# Records shown start

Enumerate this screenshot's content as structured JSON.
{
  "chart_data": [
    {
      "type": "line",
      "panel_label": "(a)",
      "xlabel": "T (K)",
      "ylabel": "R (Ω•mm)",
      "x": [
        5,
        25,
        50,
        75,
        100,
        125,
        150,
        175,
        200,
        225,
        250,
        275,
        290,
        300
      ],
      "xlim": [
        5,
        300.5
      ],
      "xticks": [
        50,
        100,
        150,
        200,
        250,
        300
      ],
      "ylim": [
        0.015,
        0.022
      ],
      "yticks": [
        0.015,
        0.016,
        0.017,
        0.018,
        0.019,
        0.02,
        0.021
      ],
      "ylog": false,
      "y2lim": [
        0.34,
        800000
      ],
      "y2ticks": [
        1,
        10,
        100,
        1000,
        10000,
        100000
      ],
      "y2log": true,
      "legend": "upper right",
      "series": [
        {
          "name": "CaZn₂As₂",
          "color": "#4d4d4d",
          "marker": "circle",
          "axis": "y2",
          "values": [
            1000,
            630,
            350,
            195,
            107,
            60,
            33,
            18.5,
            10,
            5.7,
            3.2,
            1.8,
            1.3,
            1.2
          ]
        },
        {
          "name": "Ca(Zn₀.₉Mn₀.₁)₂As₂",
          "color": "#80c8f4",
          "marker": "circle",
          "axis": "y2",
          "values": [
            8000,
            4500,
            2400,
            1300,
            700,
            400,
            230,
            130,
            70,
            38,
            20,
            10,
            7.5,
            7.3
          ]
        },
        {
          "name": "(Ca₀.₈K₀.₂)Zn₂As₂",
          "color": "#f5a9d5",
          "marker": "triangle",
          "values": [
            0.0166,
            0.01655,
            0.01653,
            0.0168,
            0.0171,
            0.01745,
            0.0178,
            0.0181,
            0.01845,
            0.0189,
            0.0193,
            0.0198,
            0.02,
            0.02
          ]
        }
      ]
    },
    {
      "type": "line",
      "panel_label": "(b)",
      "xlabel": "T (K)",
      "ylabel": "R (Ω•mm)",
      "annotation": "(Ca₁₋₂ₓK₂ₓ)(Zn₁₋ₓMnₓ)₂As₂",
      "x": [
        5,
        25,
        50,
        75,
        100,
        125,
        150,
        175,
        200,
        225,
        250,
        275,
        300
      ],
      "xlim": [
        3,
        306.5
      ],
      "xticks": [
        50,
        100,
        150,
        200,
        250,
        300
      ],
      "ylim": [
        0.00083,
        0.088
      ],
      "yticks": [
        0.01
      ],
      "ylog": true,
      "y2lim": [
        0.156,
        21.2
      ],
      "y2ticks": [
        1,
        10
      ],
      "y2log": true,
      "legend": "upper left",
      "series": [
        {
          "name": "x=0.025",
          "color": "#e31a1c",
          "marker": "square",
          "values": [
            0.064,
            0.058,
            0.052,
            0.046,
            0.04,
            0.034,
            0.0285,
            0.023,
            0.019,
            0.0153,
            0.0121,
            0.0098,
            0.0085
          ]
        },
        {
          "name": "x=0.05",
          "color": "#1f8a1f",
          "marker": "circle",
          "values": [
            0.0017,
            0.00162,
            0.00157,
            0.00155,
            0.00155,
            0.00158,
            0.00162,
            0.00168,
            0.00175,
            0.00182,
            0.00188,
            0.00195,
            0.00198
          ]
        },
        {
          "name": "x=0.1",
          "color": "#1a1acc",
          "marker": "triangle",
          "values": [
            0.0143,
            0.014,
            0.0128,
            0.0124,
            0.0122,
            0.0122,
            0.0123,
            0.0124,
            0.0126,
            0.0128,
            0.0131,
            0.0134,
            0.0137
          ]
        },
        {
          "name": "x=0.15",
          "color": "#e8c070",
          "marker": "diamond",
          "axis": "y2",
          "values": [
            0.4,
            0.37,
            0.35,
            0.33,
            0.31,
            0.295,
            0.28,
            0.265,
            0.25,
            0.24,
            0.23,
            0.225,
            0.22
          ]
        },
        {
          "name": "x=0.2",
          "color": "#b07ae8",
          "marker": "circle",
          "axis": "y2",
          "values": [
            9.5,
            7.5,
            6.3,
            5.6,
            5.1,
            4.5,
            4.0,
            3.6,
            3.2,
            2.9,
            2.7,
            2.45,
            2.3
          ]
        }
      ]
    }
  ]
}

# Records shown end

• Task instructions
All of the material above needs to be copied exactly.

• Exercise solution
Enumerate this screenshot's content as structured JSON.
{
  "chart_data": [
    {
      "type": "line",
      "panel_label": "(a)",
      "xlabel": "T (K)",
      "ylabel": "R (Ω•mm)",
      "x": [
        5,
        25,
        50,
        75,
        100,
        125,
        150,
        175,
        200,
        225,
        250,
        275,
        290,
        300
      ],
      "xlim": [
        5,
        300.5
      ],
      "xticks": [
        50,
        100,
        150,
        200,
        250,
        300
      ],
      "ylim": [
        0.015,
        0.022
      ],
      "yticks": [
        0.015,
        0.016,
        0.017,
        0.018,
        0.019,
        0.02,
        0.021
      ],
      "ylog": false,
      "y2lim": [
        0.34,
        800000
      ],
      "y2ticks": [
        1,
        10,
        100,
        1000,
        10000,
        100000
      ],
      "y2log": true,
      "legend": "upper right",
      "series": [
        {
          "name": "CaZn₂As₂",
          "color": "#4d4d4d",
          "marker": "circle",
          "axis": "y2",
          "values": [
            1000,
            630,
            350,
            195,
            107,
            60,
            33,
            18.5,
            10,
            5.7,
            3.2,
            1.8,
            1.3,
            1.2
          ]
        },
        {
          "name": "Ca(Zn₀.₉Mn₀.₁)₂As₂",
          "color": "#80c8f4",
          "marker": "circle",
          "axis": "y2",
          "values": [
            8000,
            4500,
            2400,
            1300,
            700,
            400,
            230,
            130,
            70,
            38,
            20,
            10,
            7.5,
            7.3
          ]
        },
        {
          "name": "(Ca₀.₈K₀.₂)Zn₂As₂",
          "color": "#f5a9d5",
          "marker": "triangle",
          "values": [
            0.0166,
            0.01655,
            0.01653,
            0.0168,
            0.0171,
            0.01745,
            0.0178,
            0.0181,
            0.01845,
            0.0189,
            0.0193,
            0.0198,
            0.02,
            0.02
          ]
        }
      ]
    },
    {
      "type": "line",
      "panel_label": "(b)",
      "xlabel": "T (K)",
      "ylabel": "R (Ω•mm)",
      "annotation": "(Ca₁₋₂ₓK₂ₓ)(Zn₁₋ₓMnₓ)₂As₂",
      "x": [
        5,
        25,
        50,
        75,
        100,
        125,
        150,
        175,
        200,
        225,
        250,
        275,
        300
      ],
      "xlim": [
        3,
        306.5
      ],
      "xticks": [
        50,
        100,
        150,
        200,
        250,
        300
      ],
      "ylim": [
        0.00083,
        0.088
      ],
      "yticks": [
        0.01
      ],
      "ylog": true,
      "y2lim": [
        0.156,
        21.2
      ],
      "y2ticks": [
        1,
        10
      ],
      "y2log": true,
      "legend": "upper left",
      "series": [
        {
          "name": "x=0.025",
          "color": "#e31a1c",
          "marker": "square",
          "values": [
            0.064,
            0.058,
            0.052,
            0.046,
            0.04,
            0.034,
            0.0285,
            0.023,
            0.019,
            0.0153,
            0.0121,
            0.0098,
            0.0085
          ]
        },
        {
          "name": "x=0.05",
          "color": "#1f8a1f",
          "marker": "circle",
          "values": [
            0.0017,
            0.00162,
            0.00157,
            0.00155,
            0.00155,
            0.00158,
            0.00162,
            0.00168,
            0.00175,
            0.00182,
            0.00188,
            0.00195,
            0.00198
          ]
        },
        {
          "name": "x=0.1",
          "color": "#1a1acc",
          "marker": "triangle",
          "values": [
            0.0143,
            0.014,
            0.0128,
            0.0124,
            0.0122,
            0.0122,
            0.0123,
            0.0124,
            0.0126,
            0.0128,
            0.0131,
            0.0134,
            0.0137
          ]
        },
        {
          "name": "x=0.15",
          "color": "#e8c070",
          "marker": "diamond",
          "axis": "y2",
          "values": [
            0.4,
            0.37,
            0.35,
            0.33,
            0.31,
            0.295,
            0.28,
            0.265,
            0.25,
            0.24,
            0.23,
            0.225,
            0.22
          ]
        },
        {
          "name": "x=0.2",
          "color": "#b07ae8",
          "marker": "circle",
          "axis": "y2",
          "values": [
            9.5,
            7.5,
            6.3,
            5.6,
            5.1,
            4.5,
            4.0,
            3.6,
            3.2,
            2.9,
            2.7,
            2.45,
            2.3
          ]
        }
      ]
    }
  ]
}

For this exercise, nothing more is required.